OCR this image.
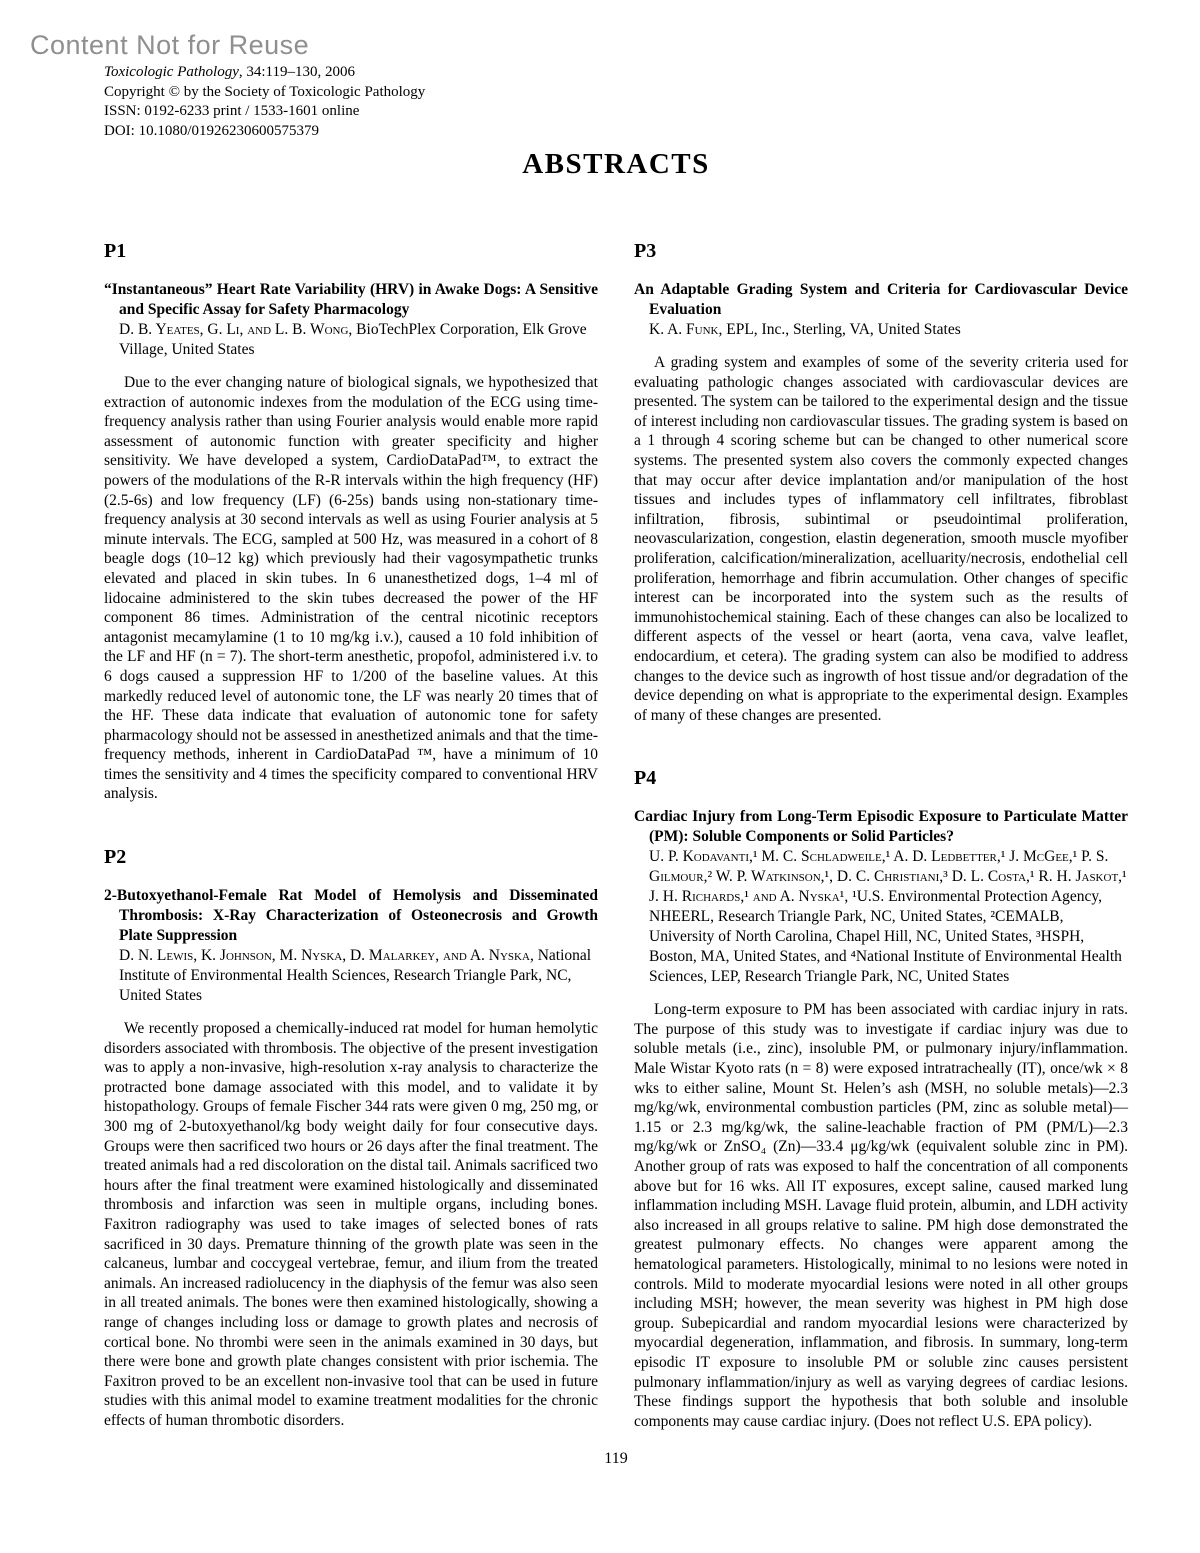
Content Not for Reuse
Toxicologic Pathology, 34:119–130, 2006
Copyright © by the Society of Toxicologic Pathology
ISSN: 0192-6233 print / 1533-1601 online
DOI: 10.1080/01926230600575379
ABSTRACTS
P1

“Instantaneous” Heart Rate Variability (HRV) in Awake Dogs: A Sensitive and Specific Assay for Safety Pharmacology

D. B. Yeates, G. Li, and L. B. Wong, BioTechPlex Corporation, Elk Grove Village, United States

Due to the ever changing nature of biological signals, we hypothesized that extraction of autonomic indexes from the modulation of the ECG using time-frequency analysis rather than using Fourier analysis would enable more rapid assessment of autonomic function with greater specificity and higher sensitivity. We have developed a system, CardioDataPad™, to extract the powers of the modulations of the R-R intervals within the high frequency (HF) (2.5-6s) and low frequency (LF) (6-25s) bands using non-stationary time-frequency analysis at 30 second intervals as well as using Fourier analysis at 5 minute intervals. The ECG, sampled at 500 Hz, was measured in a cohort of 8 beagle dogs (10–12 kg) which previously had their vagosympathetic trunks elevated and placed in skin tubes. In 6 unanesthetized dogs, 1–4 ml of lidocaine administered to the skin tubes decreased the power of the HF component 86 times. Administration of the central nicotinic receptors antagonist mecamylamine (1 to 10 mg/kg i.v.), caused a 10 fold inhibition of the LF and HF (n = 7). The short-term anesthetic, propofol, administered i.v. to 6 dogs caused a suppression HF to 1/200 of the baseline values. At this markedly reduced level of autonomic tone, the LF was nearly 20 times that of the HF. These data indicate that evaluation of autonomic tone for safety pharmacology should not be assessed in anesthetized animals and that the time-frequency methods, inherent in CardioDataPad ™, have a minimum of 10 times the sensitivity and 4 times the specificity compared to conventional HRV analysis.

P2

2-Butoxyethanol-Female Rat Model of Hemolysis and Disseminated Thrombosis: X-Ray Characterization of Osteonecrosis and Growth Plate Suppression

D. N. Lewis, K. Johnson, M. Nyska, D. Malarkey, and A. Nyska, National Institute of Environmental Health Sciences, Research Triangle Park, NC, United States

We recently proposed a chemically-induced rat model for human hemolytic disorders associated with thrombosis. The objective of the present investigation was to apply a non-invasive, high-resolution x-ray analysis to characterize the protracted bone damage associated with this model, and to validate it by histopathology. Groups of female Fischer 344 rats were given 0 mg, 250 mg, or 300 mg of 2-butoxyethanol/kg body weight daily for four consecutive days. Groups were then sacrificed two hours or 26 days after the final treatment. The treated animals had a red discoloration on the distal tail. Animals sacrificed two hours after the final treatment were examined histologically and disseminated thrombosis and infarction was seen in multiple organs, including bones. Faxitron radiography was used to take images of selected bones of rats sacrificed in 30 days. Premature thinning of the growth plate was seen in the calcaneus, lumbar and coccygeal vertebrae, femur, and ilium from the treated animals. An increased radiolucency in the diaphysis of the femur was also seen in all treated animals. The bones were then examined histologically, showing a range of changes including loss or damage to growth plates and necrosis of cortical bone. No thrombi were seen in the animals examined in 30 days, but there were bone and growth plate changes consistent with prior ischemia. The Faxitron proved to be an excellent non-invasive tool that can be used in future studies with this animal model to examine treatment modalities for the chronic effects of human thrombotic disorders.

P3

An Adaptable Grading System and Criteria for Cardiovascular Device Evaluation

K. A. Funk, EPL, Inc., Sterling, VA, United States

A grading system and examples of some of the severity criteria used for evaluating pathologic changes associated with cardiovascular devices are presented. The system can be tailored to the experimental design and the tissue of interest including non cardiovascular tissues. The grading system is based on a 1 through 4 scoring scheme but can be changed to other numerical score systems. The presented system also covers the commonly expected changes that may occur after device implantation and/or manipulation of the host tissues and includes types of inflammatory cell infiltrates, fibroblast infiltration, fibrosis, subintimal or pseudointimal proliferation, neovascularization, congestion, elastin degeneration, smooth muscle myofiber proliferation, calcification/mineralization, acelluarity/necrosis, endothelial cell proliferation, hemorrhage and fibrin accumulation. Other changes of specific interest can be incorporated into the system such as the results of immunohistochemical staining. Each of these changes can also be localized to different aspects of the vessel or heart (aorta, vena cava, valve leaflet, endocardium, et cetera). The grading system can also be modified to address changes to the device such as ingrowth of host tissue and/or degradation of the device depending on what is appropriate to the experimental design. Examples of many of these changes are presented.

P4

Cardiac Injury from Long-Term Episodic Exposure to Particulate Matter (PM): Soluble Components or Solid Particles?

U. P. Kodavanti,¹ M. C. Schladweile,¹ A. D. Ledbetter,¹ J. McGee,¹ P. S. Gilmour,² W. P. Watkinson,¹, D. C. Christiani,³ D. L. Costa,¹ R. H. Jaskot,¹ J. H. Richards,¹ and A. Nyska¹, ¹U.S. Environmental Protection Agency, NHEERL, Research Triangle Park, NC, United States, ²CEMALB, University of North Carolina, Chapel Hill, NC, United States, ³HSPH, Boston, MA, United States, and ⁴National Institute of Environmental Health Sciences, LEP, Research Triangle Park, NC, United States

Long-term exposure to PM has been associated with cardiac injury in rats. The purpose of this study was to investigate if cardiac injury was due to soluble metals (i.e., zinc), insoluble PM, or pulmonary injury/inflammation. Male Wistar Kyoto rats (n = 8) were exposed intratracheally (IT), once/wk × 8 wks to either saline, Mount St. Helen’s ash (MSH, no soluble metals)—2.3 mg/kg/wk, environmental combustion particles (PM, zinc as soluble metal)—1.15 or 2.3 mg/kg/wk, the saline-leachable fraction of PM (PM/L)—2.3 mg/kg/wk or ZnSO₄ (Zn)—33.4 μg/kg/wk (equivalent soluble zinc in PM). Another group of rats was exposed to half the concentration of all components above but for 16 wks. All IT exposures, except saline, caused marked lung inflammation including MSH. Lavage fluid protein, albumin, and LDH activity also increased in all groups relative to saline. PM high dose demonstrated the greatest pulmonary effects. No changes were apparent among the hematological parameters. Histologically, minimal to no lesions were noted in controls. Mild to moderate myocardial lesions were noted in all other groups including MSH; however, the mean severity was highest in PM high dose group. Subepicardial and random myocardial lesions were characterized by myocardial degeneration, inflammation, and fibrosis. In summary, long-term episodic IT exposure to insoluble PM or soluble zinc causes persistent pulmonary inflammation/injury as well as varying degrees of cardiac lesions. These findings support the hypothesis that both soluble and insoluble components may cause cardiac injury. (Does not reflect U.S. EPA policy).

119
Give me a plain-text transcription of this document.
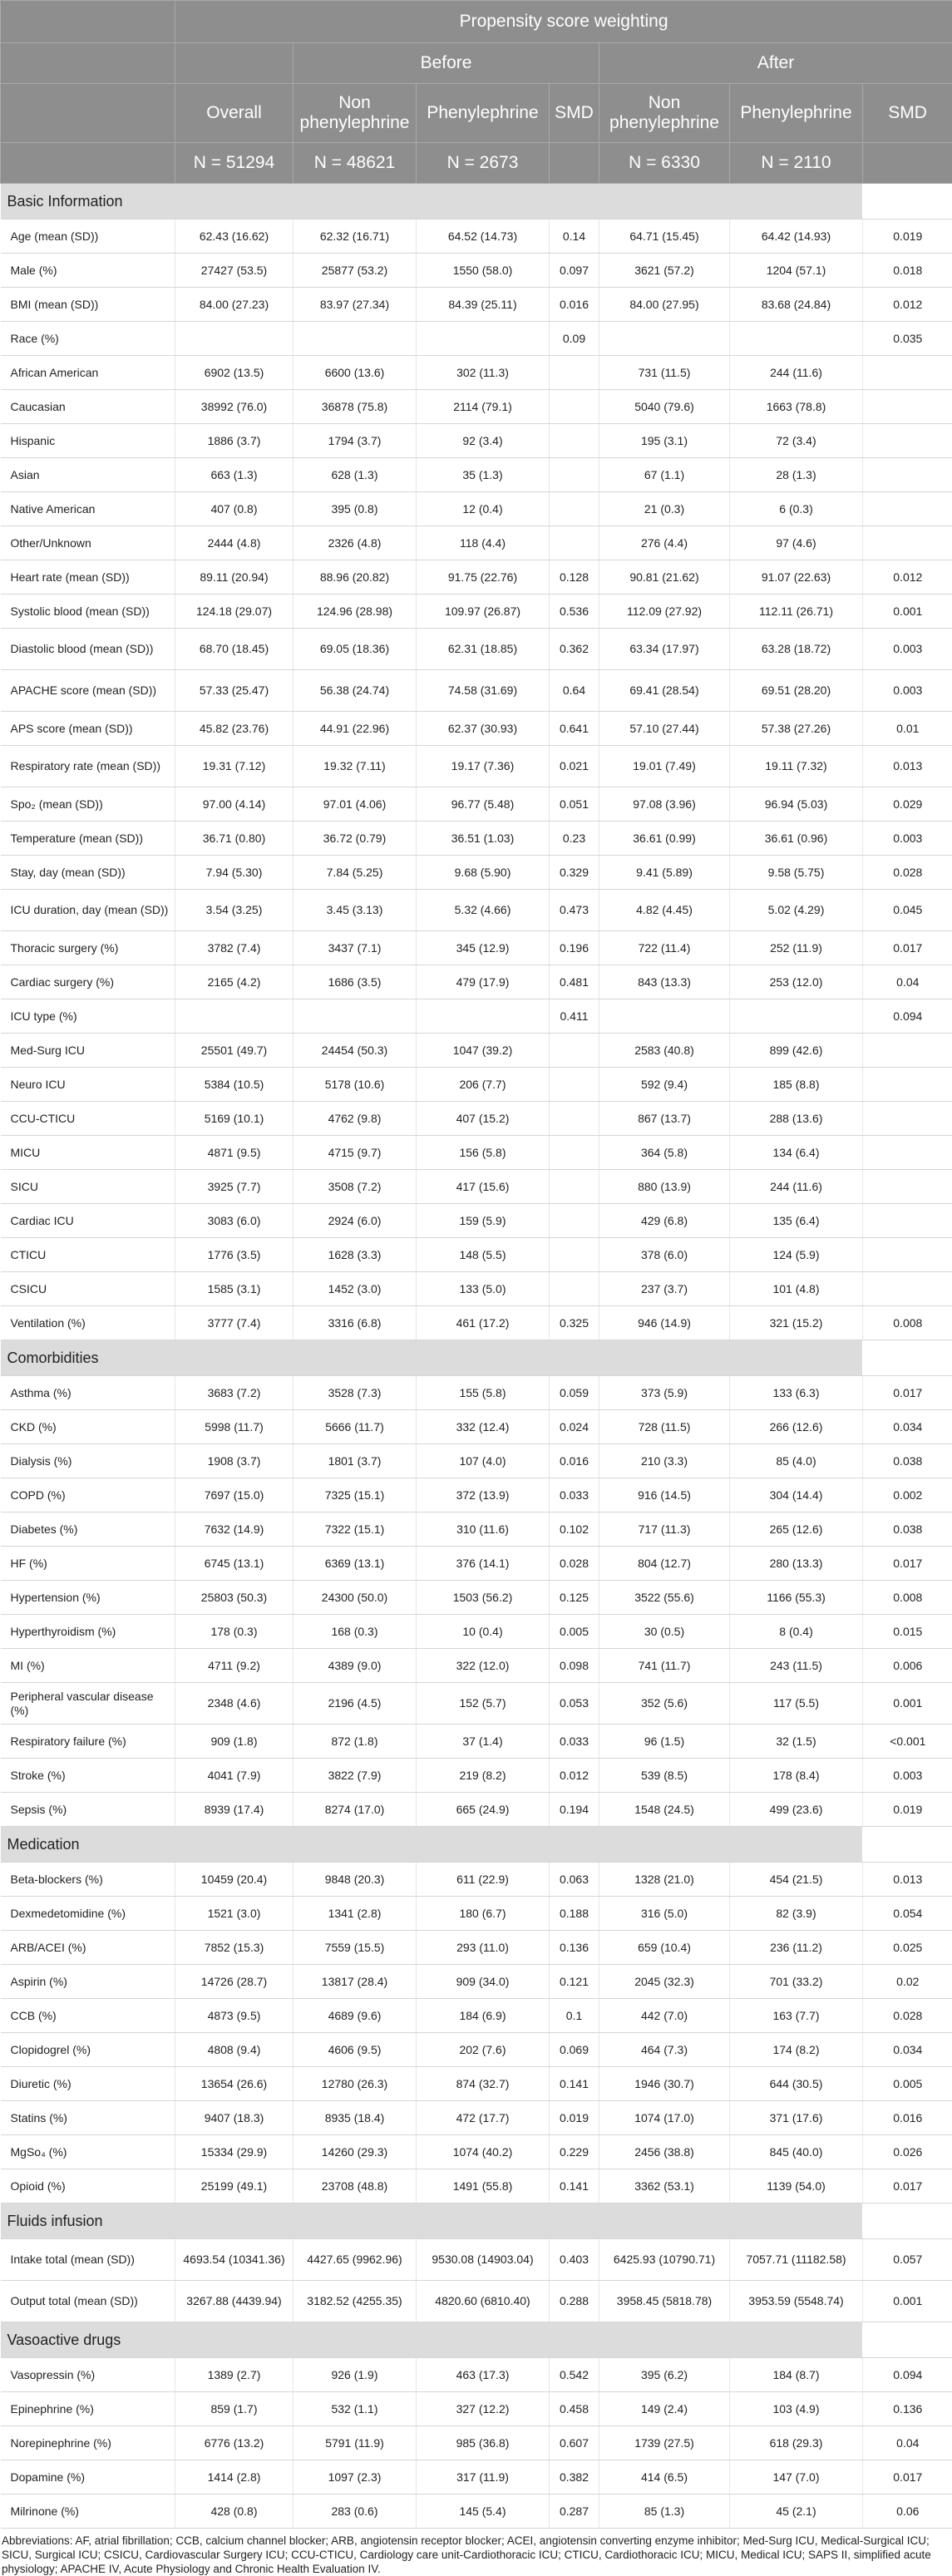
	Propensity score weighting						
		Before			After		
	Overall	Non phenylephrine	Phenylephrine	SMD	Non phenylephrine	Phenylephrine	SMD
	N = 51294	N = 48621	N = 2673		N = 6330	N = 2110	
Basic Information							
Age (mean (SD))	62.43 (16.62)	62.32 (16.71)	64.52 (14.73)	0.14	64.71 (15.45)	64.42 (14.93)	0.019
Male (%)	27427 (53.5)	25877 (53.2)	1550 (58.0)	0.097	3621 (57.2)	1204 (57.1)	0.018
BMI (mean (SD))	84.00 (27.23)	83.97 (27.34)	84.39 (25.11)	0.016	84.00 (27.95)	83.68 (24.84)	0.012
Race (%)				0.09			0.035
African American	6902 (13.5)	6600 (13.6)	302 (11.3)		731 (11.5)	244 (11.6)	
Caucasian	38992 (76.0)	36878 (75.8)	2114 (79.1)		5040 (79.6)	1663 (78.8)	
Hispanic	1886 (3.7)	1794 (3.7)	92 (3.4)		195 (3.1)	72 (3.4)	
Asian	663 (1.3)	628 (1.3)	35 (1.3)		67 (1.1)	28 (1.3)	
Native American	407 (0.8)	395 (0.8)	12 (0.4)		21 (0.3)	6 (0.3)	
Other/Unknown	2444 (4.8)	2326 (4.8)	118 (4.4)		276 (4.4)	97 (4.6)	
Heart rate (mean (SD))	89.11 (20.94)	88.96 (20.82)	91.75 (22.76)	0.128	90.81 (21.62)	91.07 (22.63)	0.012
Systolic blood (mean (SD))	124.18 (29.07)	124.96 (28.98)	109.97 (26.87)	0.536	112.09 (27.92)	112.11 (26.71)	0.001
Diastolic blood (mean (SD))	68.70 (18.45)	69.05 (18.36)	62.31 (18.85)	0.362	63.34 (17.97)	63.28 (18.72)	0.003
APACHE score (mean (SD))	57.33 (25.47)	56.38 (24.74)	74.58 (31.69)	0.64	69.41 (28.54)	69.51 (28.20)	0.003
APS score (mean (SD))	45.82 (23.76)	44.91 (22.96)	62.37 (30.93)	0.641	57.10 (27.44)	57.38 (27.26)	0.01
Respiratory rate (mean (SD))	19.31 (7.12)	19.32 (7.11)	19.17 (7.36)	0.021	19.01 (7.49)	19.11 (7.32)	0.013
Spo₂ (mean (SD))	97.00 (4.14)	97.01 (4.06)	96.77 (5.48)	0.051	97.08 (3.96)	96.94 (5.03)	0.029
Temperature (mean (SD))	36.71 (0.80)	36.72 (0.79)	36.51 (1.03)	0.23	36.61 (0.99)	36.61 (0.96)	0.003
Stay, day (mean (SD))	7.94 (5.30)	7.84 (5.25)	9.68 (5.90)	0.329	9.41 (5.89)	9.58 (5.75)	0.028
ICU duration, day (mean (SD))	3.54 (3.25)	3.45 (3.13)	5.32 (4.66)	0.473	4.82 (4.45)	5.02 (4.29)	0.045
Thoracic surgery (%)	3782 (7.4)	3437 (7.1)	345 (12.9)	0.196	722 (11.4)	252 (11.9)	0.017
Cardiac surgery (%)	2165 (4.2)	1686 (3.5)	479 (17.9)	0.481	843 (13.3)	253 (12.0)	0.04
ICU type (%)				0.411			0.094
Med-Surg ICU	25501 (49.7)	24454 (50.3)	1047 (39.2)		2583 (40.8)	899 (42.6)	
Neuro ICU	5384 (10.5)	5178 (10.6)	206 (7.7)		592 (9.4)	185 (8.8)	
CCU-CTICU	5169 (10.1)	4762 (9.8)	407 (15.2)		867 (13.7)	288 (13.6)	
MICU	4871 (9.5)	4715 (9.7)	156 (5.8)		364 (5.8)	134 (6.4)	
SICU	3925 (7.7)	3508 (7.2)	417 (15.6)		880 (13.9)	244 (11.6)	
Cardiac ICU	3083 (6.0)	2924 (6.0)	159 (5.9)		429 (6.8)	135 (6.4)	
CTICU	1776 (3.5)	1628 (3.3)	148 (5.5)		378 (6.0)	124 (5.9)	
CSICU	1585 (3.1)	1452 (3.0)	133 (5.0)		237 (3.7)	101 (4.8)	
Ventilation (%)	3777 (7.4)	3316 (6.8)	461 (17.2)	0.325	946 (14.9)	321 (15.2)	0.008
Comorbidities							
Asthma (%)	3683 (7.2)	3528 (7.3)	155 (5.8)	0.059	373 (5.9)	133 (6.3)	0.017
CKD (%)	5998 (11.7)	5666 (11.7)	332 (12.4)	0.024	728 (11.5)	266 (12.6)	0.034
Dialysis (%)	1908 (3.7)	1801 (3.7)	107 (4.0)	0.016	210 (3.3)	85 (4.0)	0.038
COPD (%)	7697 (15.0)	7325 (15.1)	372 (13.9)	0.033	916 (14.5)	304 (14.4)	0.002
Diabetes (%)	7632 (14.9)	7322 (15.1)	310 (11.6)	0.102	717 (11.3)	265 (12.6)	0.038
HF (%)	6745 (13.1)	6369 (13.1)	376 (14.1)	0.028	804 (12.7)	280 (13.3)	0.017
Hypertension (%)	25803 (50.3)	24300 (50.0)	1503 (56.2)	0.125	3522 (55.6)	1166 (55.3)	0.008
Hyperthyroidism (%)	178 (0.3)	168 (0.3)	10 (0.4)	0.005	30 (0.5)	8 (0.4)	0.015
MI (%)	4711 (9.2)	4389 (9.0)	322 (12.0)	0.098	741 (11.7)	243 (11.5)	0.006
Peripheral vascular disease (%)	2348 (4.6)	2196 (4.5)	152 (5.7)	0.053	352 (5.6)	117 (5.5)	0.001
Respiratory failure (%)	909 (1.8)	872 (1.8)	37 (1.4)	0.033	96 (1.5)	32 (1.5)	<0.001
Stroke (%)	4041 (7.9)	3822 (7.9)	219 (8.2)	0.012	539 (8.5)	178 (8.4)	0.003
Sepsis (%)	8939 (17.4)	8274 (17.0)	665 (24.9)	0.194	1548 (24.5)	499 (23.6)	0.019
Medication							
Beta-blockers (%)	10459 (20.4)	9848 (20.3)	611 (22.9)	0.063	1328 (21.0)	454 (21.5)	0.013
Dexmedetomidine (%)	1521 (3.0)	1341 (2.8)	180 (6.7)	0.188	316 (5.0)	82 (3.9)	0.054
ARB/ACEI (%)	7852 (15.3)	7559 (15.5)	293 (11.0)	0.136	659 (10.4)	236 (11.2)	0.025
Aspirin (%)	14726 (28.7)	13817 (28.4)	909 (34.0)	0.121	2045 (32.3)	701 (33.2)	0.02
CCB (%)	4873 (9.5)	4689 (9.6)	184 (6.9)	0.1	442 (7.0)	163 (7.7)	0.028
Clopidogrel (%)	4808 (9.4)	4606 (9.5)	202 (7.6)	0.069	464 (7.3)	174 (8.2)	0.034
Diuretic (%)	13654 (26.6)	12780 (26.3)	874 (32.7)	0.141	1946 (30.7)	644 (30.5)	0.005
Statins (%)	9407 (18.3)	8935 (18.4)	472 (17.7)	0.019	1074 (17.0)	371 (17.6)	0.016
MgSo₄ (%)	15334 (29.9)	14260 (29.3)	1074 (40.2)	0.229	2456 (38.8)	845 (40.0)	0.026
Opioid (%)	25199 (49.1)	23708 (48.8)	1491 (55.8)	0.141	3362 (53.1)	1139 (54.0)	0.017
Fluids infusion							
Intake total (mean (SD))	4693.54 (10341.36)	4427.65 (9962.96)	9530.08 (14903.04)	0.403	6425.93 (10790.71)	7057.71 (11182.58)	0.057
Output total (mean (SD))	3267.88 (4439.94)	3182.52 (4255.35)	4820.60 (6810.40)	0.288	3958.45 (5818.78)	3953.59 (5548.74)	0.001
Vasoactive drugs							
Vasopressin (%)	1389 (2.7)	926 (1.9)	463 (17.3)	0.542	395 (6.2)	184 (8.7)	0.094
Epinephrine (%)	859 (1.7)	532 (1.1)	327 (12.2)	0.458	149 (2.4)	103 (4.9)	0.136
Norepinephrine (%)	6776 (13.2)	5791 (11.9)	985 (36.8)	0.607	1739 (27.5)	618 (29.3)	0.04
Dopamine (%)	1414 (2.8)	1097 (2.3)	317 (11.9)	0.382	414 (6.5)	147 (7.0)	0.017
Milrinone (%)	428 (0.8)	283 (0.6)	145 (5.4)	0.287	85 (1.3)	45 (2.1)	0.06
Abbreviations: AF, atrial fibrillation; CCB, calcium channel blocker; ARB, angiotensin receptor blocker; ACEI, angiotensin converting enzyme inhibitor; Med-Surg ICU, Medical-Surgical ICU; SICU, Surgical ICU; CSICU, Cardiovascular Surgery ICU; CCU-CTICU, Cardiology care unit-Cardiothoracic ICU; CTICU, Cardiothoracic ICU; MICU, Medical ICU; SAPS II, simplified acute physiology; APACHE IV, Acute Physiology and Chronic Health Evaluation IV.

INSTRUCTIONS TO FOLLOW:
Please give the number of lines in the data where "Respiratory" appears, without any other words.

OUTPUT FOR THIS TASK:
2